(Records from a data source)
※ ※ ※

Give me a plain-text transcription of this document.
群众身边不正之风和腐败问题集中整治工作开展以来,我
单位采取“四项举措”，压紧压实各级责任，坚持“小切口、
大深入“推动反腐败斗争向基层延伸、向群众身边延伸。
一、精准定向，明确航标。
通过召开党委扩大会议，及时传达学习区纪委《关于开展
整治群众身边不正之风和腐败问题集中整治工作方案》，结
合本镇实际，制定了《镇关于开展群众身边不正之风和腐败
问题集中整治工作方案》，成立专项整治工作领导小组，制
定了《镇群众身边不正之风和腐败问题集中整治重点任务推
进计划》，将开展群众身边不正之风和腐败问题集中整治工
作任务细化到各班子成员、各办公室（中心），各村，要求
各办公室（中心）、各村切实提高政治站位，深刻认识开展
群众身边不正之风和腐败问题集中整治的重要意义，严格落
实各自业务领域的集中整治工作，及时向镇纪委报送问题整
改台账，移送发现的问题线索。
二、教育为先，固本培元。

※ ※ ※

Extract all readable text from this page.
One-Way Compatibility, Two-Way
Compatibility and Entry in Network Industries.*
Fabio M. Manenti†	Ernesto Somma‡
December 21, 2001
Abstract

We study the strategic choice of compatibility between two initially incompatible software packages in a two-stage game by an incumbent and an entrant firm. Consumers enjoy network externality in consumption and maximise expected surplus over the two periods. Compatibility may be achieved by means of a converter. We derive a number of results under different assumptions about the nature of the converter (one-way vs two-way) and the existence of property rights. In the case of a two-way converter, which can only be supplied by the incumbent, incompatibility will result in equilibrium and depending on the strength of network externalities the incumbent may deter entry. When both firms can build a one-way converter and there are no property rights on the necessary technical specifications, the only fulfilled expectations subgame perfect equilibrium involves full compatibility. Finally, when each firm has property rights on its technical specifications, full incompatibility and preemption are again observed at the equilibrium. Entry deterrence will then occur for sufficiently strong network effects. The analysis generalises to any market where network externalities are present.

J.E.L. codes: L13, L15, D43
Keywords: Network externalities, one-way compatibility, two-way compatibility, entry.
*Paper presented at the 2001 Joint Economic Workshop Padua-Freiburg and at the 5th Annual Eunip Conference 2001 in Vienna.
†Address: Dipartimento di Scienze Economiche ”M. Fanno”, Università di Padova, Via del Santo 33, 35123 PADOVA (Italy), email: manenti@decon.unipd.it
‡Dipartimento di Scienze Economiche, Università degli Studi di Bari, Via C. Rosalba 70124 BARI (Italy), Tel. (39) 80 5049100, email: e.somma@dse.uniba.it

※ ※ ※

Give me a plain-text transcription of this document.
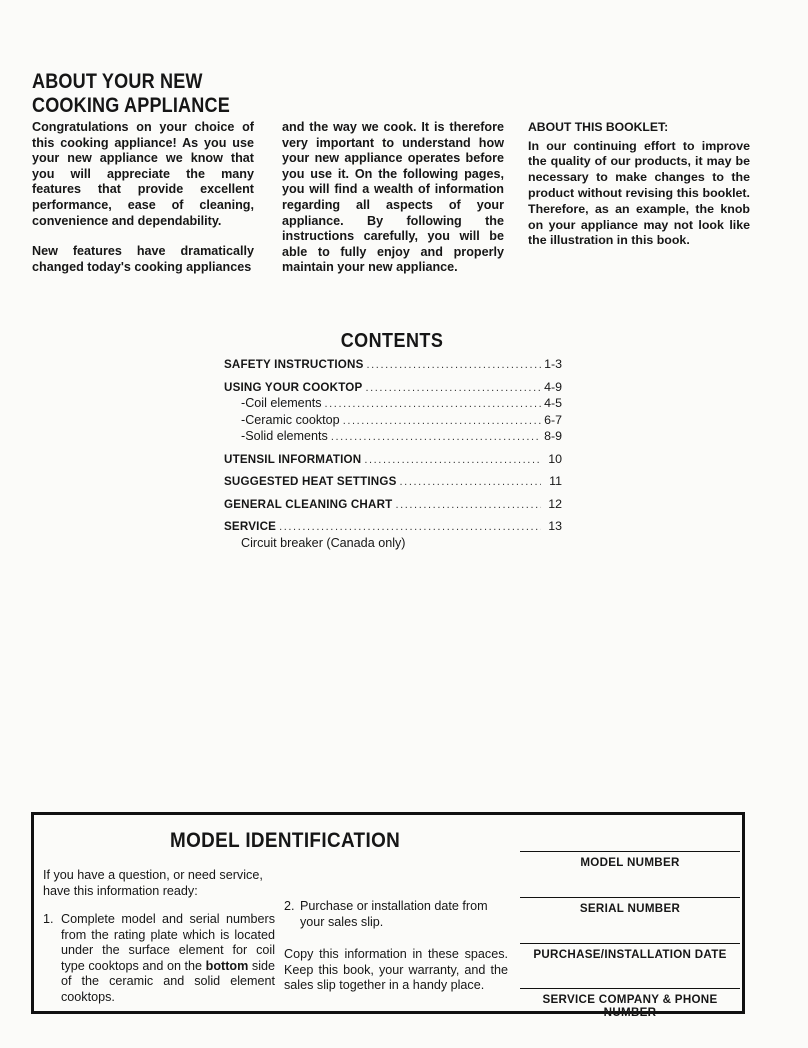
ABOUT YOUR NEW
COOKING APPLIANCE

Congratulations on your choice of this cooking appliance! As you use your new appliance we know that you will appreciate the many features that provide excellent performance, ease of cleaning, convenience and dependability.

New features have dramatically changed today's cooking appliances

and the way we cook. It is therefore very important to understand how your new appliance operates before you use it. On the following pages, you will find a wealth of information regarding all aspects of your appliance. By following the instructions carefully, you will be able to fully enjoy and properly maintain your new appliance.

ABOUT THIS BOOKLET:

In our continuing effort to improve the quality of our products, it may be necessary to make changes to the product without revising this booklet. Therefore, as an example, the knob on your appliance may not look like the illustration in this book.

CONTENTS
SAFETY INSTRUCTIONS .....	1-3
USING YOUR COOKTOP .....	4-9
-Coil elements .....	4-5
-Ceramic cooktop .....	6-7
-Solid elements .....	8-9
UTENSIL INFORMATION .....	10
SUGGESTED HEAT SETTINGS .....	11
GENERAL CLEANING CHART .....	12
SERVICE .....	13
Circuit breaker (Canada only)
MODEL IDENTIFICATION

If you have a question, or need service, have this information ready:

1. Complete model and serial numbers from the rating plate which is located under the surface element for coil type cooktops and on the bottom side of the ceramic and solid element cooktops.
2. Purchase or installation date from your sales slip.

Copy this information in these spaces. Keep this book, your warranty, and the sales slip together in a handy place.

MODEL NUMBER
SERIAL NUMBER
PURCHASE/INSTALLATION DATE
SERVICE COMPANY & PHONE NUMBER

※ ※ ※

▶ **Problem requirements**: Which lines contain the word "will"? Return each of them.

▶ **The answer**:
We study the strategic choice of compatibility between two initially incompatible software packages in a two-stage game by an incumbent and an entrant firm. Consumers enjoy network externality in consumption and maximise expected surplus over the two periods. Compatibility may be achieved by means of a converter. We derive a number of results under different assumptions about the nature of the converter (one-way vs two-way) and the existence of property rights. In the case of a two-way converter, which can only be supplied by the incumbent, incompatibility will result in equilibrium and depending on the strength of network externalities the incumbent may deter entry. When both firms can build a one-way converter and there are no property rights on the necessary technical specifications, the only fulfilled expectations subgame perfect equilibrium involves full compatibility. Finally, when each firm has property rights on its technical specifications, full incompatibility and preemption are again observed at the equilibrium. Entry deterrence will then occur for sufficiently strong network effects. The analysis generalises to any market where network externalities are present.
Congratulations on your choice of this cooking appliance! As you use your new appliance we know that you will appreciate the many features that provide excellent performance, ease of cleaning, convenience and dependability.
and the way we cook. It is therefore very important to understand how your new appliance operates before you use it. On the following pages, you will find a wealth of information regarding all aspects of your appliance. By following the instructions carefully, you will be able to fully enjoy and properly maintain your new appliance.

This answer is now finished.